Data provided
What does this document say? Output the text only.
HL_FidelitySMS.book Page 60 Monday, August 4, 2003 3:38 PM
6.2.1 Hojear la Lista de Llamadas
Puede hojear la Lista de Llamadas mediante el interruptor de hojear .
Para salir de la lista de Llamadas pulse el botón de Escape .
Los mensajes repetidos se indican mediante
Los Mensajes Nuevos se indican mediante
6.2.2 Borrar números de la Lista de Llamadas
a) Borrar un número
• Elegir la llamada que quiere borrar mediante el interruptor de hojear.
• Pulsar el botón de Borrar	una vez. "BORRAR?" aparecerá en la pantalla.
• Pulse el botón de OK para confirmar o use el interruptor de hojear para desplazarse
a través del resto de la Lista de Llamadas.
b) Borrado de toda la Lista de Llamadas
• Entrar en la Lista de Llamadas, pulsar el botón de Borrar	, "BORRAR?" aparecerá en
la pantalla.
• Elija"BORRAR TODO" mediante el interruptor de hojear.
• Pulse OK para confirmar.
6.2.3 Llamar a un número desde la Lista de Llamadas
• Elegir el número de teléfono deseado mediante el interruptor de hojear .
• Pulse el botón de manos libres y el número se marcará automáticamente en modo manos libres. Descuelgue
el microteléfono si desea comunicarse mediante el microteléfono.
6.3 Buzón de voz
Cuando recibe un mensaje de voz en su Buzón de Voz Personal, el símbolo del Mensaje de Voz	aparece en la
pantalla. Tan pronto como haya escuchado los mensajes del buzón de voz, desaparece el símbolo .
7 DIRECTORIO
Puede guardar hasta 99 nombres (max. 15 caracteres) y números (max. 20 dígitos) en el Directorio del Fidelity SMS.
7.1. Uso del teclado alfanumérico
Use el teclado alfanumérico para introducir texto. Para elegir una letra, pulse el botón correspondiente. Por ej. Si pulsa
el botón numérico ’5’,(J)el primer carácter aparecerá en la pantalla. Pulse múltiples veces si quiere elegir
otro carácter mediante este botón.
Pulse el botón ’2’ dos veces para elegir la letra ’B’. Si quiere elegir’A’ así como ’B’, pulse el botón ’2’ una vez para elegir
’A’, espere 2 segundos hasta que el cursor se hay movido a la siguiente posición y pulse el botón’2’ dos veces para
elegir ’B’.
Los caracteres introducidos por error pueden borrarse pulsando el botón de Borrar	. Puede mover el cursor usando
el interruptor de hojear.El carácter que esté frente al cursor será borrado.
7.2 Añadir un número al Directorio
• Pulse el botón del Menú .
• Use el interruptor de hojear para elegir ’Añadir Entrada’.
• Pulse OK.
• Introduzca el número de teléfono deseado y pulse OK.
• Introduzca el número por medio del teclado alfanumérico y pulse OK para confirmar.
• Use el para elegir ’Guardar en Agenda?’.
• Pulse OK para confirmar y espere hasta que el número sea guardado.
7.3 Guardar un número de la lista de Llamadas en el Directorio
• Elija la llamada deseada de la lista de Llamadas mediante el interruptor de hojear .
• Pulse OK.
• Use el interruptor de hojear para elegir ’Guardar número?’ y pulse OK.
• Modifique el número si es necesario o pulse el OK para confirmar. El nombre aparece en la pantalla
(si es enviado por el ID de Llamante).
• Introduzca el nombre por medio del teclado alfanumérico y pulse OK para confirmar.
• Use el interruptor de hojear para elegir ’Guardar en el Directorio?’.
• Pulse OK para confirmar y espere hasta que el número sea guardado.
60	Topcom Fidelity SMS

The request
Extract from the data every line where "deseado" shows up.

Full answer
• Elegir el número de teléfono deseado mediante el interruptor de hojear .
• Introduzca el número de teléfono deseado y pulse OK.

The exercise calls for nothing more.